● Task directions
Retype the listing below word for word, starting at the line that contains "Give me the" and ending at the end of the listing, both included. Leave the pictures out of your answer.

BEGIN Dataset rows

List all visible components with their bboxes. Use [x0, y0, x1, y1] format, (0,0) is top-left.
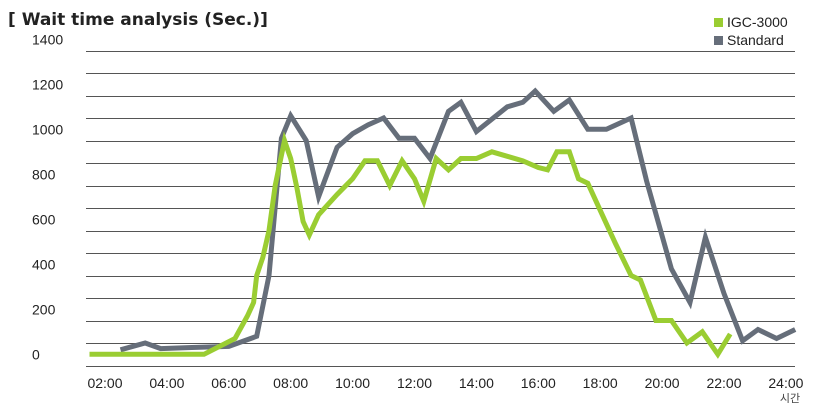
series-igc-3000-line	[89, 131, 733, 359]
y-axis: 0 200 400 600 800 1000 1200 1400	[32, 32, 63, 363]
legend-swatch-igc-3000	[714, 18, 723, 27]
legend: IGC-3000 Standard	[714, 14, 788, 48]
x-tick-label: 18:00	[583, 375, 618, 391]
x-tick-label: 10:00	[335, 375, 370, 391]
series-standard-line	[119, 87, 797, 353]
x-tick-label: 02:00	[87, 375, 122, 391]
series-layer	[89, 87, 797, 359]
chart-title: [ Wait time analysis (Sec.)]	[8, 10, 268, 30]
y-tick-label: 600	[32, 212, 56, 228]
legend-label-standard: Standard	[727, 32, 784, 48]
legend-label-igc-3000: IGC-3000	[727, 14, 788, 30]
x-tick-label: 04:00	[149, 375, 184, 391]
y-tick-label: 0	[32, 347, 40, 363]
x-tick-label: 24:00	[768, 375, 803, 391]
x-tick-label: 12:00	[397, 375, 432, 391]
x-axis: 02:00 04:00 06:00 08:00 10:00 12:00 14:00 16:00…	[87, 375, 803, 391]
x-axis-label: 시간	[780, 392, 800, 405]
legend-swatch-standard	[714, 36, 723, 45]
y-tick-label: 1200	[32, 77, 63, 93]
gridlines	[86, 51, 795, 367]
y-tick-label: 1400	[32, 32, 63, 48]
x-tick-label: 16:00	[521, 375, 556, 391]
y-tick-label: 200	[32, 302, 56, 318]
y-tick-label: 1000	[32, 122, 63, 138]
x-tick-label: 06:00	[211, 375, 246, 391]
y-tick-label: 400	[32, 257, 56, 273]
x-tick-label: 08:00	[273, 375, 308, 391]
x-tick-label: 22:00	[706, 375, 741, 391]
x-tick-label: 20:00	[645, 375, 680, 391]
x-tick-label: 14:00	[459, 375, 494, 391]
y-tick-label: 800	[32, 167, 56, 183]
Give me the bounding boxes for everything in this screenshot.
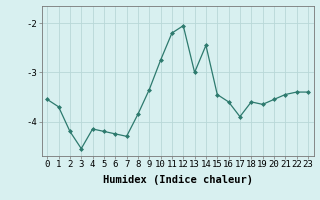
X-axis label: Humidex (Indice chaleur): Humidex (Indice chaleur) — [103, 175, 252, 185]
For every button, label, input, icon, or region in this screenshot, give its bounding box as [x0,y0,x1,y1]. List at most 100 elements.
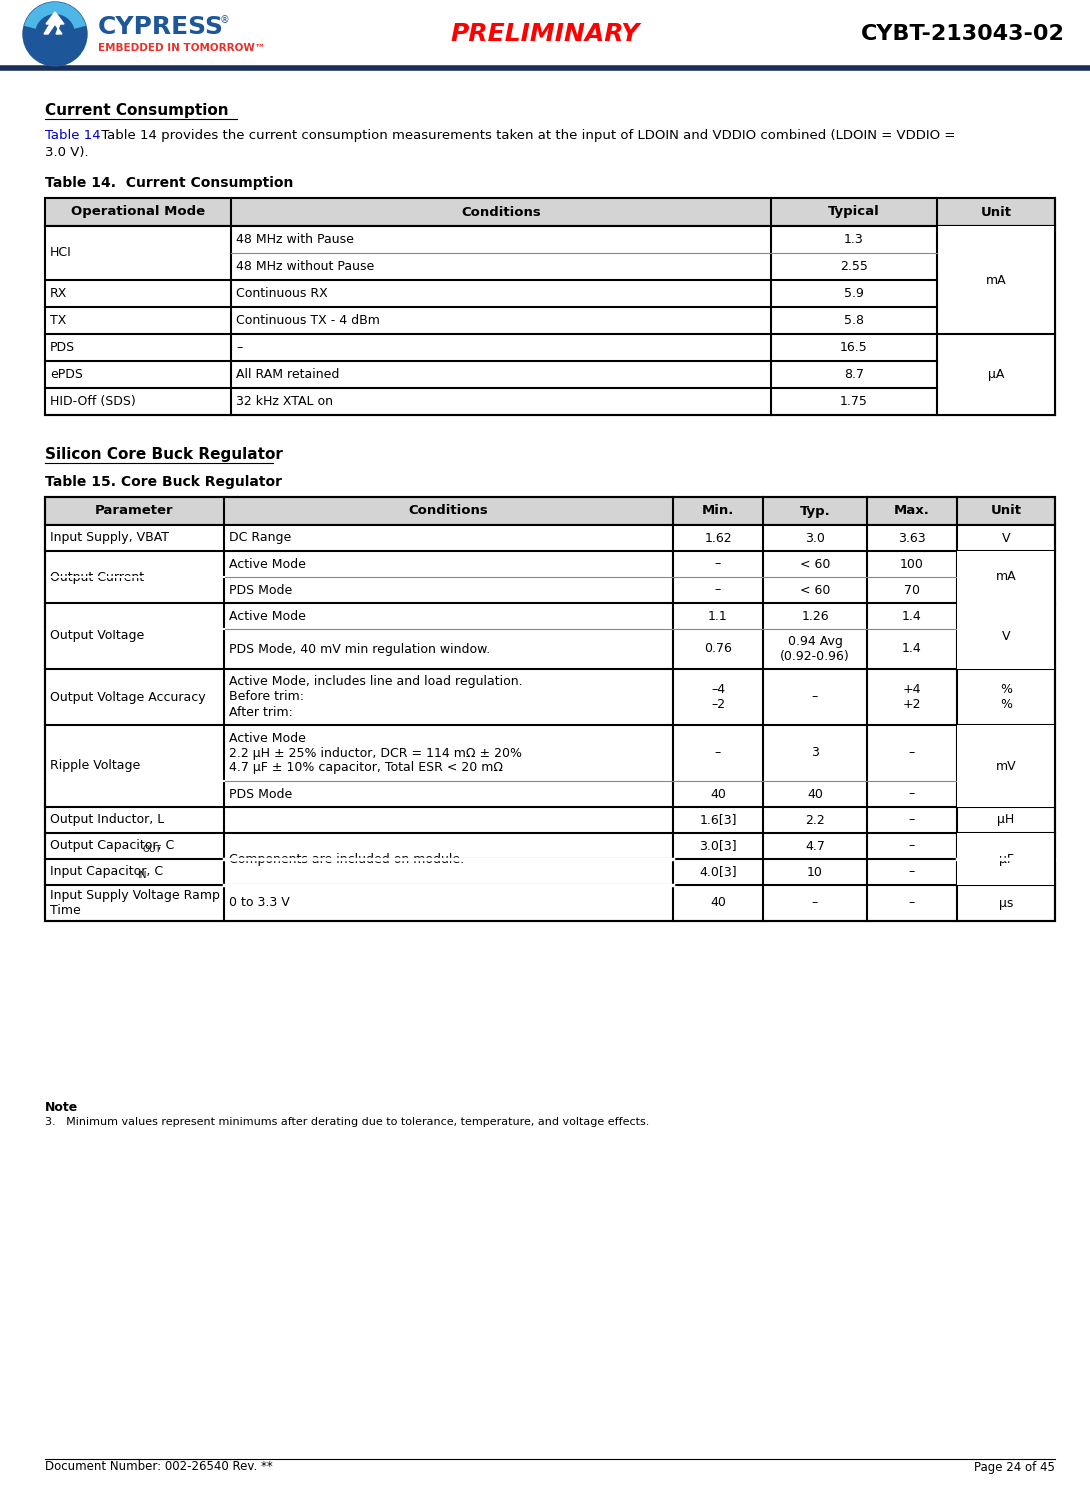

END Dataset rows

● Exercise output
Give me the bounding boxes for everything in this screenshot.
X-axis label: Humidex (Indice chaleur): Humidex (Indice chaleur) — [103, 175, 252, 185]
For every button, label, input, icon, or region in this screenshot, give its bounding box as [x0,y0,x1,y1]. List at most 100 elements.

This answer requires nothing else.